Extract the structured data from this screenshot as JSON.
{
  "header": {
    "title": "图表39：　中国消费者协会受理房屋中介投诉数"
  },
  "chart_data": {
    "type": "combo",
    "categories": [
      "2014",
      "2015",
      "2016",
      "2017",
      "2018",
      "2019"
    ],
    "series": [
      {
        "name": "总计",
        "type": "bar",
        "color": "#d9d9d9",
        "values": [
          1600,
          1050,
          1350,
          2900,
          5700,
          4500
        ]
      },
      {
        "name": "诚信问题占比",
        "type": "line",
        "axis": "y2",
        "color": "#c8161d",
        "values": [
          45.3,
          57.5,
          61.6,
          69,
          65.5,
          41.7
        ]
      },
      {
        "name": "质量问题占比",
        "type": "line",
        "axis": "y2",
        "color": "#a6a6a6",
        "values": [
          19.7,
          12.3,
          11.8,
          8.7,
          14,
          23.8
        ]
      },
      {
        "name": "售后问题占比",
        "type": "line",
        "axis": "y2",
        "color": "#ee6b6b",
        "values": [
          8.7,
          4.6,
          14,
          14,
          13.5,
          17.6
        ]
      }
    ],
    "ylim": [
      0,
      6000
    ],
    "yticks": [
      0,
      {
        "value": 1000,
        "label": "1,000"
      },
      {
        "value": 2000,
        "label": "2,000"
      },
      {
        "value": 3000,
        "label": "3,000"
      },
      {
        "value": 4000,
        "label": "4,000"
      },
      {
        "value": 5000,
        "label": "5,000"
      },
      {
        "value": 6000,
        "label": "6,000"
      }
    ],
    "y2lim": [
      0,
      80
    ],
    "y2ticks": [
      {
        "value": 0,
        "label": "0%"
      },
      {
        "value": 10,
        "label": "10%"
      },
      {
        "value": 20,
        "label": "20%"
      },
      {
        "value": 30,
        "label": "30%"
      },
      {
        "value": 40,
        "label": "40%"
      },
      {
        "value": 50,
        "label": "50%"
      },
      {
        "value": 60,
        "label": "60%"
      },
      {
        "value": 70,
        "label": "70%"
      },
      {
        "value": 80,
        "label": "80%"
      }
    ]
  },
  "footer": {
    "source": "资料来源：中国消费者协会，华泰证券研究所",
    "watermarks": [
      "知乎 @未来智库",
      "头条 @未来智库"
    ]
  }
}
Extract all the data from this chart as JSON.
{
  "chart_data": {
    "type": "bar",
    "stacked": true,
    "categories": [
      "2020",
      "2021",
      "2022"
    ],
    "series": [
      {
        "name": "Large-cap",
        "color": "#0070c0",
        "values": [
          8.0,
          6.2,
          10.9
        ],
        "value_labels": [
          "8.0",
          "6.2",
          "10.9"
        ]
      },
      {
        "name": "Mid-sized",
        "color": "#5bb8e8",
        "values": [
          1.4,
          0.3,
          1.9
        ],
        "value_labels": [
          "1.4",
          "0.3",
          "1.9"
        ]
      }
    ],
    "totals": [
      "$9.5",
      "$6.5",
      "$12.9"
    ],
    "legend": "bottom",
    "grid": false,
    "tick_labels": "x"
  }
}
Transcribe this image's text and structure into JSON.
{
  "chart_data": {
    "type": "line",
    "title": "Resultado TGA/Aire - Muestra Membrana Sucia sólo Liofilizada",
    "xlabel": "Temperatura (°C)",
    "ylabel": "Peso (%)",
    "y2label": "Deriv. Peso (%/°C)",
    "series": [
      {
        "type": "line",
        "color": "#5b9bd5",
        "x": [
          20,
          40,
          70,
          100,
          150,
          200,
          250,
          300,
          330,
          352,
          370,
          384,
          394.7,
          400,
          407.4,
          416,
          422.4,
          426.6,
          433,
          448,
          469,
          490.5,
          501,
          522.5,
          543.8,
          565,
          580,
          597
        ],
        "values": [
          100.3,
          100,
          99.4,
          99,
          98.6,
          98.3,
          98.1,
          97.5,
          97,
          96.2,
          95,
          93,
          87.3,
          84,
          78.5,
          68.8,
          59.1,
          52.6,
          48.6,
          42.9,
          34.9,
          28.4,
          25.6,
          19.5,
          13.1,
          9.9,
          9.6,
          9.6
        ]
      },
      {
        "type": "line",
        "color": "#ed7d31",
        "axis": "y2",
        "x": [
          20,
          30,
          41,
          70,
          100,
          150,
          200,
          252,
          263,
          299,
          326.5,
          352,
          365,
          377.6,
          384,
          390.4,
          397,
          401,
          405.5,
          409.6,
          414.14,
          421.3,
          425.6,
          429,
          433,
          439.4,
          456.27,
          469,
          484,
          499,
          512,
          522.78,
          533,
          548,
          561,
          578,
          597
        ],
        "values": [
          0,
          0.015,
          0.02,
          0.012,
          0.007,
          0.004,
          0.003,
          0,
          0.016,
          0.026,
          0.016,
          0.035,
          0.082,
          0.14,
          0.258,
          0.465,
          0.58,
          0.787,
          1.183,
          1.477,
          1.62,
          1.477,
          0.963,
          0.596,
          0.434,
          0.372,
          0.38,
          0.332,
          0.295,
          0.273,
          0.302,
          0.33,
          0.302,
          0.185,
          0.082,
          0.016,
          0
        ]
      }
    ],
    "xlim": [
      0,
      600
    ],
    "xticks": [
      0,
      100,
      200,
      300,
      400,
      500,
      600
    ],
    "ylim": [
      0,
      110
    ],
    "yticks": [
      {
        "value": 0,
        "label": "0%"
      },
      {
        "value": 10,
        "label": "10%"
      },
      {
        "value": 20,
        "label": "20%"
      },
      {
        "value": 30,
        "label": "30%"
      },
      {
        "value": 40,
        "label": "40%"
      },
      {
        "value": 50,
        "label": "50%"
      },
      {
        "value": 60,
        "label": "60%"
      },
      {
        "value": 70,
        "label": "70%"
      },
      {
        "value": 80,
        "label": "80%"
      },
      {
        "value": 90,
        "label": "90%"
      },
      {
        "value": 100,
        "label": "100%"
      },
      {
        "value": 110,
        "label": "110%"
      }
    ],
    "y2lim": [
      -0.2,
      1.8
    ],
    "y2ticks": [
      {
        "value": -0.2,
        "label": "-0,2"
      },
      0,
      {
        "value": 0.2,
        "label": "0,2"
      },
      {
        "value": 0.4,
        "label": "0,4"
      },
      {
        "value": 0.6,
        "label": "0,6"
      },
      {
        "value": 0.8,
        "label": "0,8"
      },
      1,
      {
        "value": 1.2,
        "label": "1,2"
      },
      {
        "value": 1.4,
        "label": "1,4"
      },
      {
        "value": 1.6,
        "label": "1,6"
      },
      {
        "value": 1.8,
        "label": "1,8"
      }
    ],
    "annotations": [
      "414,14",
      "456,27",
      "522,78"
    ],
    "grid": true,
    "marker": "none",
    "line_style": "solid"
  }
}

━━━━━━

▸ Task requirements: The listing above should be transcribed in full, exactly as written.

▸ Exercise result:
Extract the structured data from this screenshot as JSON.
{
  "header": {
    "title": "图表39：　中国消费者协会受理房屋中介投诉数"
  },
  "chart_data": {
    "type": "combo",
    "categories": [
      "2014",
      "2015",
      "2016",
      "2017",
      "2018",
      "2019"
    ],
    "series": [
      {
        "name": "总计",
        "type": "bar",
        "color": "#d9d9d9",
        "values": [
          1600,
          1050,
          1350,
          2900,
          5700,
          4500
        ]
      },
      {
        "name": "诚信问题占比",
        "type": "line",
        "axis": "y2",
        "color": "#c8161d",
        "values": [
          45.3,
          57.5,
          61.6,
          69,
          65.5,
          41.7
        ]
      },
      {
        "name": "质量问题占比",
        "type": "line",
        "axis": "y2",
        "color": "#a6a6a6",
        "values": [
          19.7,
          12.3,
          11.8,
          8.7,
          14,
          23.8
        ]
      },
      {
        "name": "售后问题占比",
        "type": "line",
        "axis": "y2",
        "color": "#ee6b6b",
        "values": [
          8.7,
          4.6,
          14,
          14,
          13.5,
          17.6
        ]
      }
    ],
    "ylim": [
      0,
      6000
    ],
    "yticks": [
      0,
      {
        "value": 1000,
        "label": "1,000"
      },
      {
        "value": 2000,
        "label": "2,000"
      },
      {
        "value": 3000,
        "label": "3,000"
      },
      {
        "value": 4000,
        "label": "4,000"
      },
      {
        "value": 5000,
        "label": "5,000"
      },
      {
        "value": 6000,
        "label": "6,000"
      }
    ],
    "y2lim": [
      0,
      80
    ],
    "y2ticks": [
      {
        "value": 0,
        "label": "0%"
      },
      {
        "value": 10,
        "label": "10%"
      },
      {
        "value": 20,
        "label": "20%"
      },
      {
        "value": 30,
        "label": "30%"
      },
      {
        "value": 40,
        "label": "40%"
      },
      {
        "value": 50,
        "label": "50%"
      },
      {
        "value": 60,
        "label": "60%"
      },
      {
        "value": 70,
        "label": "70%"
      },
      {
        "value": 80,
        "label": "80%"
      }
    ]
  },
  "footer": {
    "source": "资料来源：中国消费者协会，华泰证券研究所",
    "watermarks": [
      "知乎 @未来智库",
      "头条 @未来智库"
    ]
  }
}
Extract all the data from this chart as JSON.
{
  "chart_data": {
    "type": "bar",
    "stacked": true,
    "categories": [
      "2020",
      "2021",
      "2022"
    ],
    "series": [
      {
        "name": "Large-cap",
        "color": "#0070c0",
        "values": [
          8.0,
          6.2,
          10.9
        ],
        "value_labels": [
          "8.0",
          "6.2",
          "10.9"
        ]
      },
      {
        "name": "Mid-sized",
        "color": "#5bb8e8",
        "values": [
          1.4,
          0.3,
          1.9
        ],
        "value_labels": [
          "1.4",
          "0.3",
          "1.9"
        ]
      }
    ],
    "totals": [
      "$9.5",
      "$6.5",
      "$12.9"
    ],
    "legend": "bottom",
    "grid": false,
    "tick_labels": "x"
  }
}
Transcribe this image's text and structure into JSON.
{
  "chart_data": {
    "type": "line",
    "title": "Resultado TGA/Aire - Muestra Membrana Sucia sólo Liofilizada",
    "xlabel": "Temperatura (°C)",
    "ylabel": "Peso (%)",
    "y2label": "Deriv. Peso (%/°C)",
    "series": [
      {
        "type": "line",
        "color": "#5b9bd5",
        "x": [
          20,
          40,
          70,
          100,
          150,
          200,
          250,
          300,
          330,
          352,
          370,
          384,
          394.7,
          400,
          407.4,
          416,
          422.4,
          426.6,
          433,
          448,
          469,
          490.5,
          501,
          522.5,
          543.8,
          565,
          580,
          597
        ],
        "values": [
          100.3,
          100,
          99.4,
          99,
          98.6,
          98.3,
          98.1,
          97.5,
          97,
          96.2,
          95,
          93,
          87.3,
          84,
          78.5,
          68.8,
          59.1,
          52.6,
          48.6,
          42.9,
          34.9,
          28.4,
          25.6,
          19.5,
          13.1,
          9.9,
          9.6,
          9.6
        ]
      },
      {
        "type": "line",
        "color": "#ed7d31",
        "axis": "y2",
        "x": [
          20,
          30,
          41,
          70,
          100,
          150,
          200,
          252,
          263,
          299,
          326.5,
          352,
          365,
          377.6,
          384,
          390.4,
          397,
          401,
          405.5,
          409.6,
          414.14,
          421.3,
          425.6,
          429,
          433,
          439.4,
          456.27,
          469,
          484,
          499,
          512,
          522.78,
          533,
          548,
          561,
          578,
          597
        ],
        "values": [
          0,
          0.015,
          0.02,
          0.012,
          0.007,
          0.004,
          0.003,
          0,
          0.016,
          0.026,
          0.016,
          0.035,
          0.082,
          0.14,
          0.258,
          0.465,
          0.58,
          0.787,
          1.183,
          1.477,
          1.62,
          1.477,
          0.963,
          0.596,
          0.434,
          0.372,
          0.38,
          0.332,
          0.295,
          0.273,
          0.302,
          0.33,
          0.302,
          0.185,
          0.082,
          0.016,
          0
        ]
      }
    ],
    "xlim": [
      0,
      600
    ],
    "xticks": [
      0,
      100,
      200,
      300,
      400,
      500,
      600
    ],
    "ylim": [
      0,
      110
    ],
    "yticks": [
      {
        "value": 0,
        "label": "0%"
      },
      {
        "value": 10,
        "label": "10%"
      },
      {
        "value": 20,
        "label": "20%"
      },
      {
        "value": 30,
        "label": "30%"
      },
      {
        "value": 40,
        "label": "40%"
      },
      {
        "value": 50,
        "label": "50%"
      },
      {
        "value": 60,
        "label": "60%"
      },
      {
        "value": 70,
        "label": "70%"
      },
      {
        "value": 80,
        "label": "80%"
      },
      {
        "value": 90,
        "label": "90%"
      },
      {
        "value": 100,
        "label": "100%"
      },
      {
        "value": 110,
        "label": "110%"
      }
    ],
    "y2lim": [
      -0.2,
      1.8
    ],
    "y2ticks": [
      {
        "value": -0.2,
        "label": "-0,2"
      },
      0,
      {
        "value": 0.2,
        "label": "0,2"
      },
      {
        "value": 0.4,
        "label": "0,4"
      },
      {
        "value": 0.6,
        "label": "0,6"
      },
      {
        "value": 0.8,
        "label": "0,8"
      },
      1,
      {
        "value": 1.2,
        "label": "1,2"
      },
      {
        "value": 1.4,
        "label": "1,4"
      },
      {
        "value": 1.6,
        "label": "1,6"
      },
      {
        "value": 1.8,
        "label": "1,8"
      }
    ],
    "annotations": [
      "414,14",
      "456,27",
      "522,78"
    ],
    "grid": true,
    "marker": "none",
    "line_style": "solid"
  }
}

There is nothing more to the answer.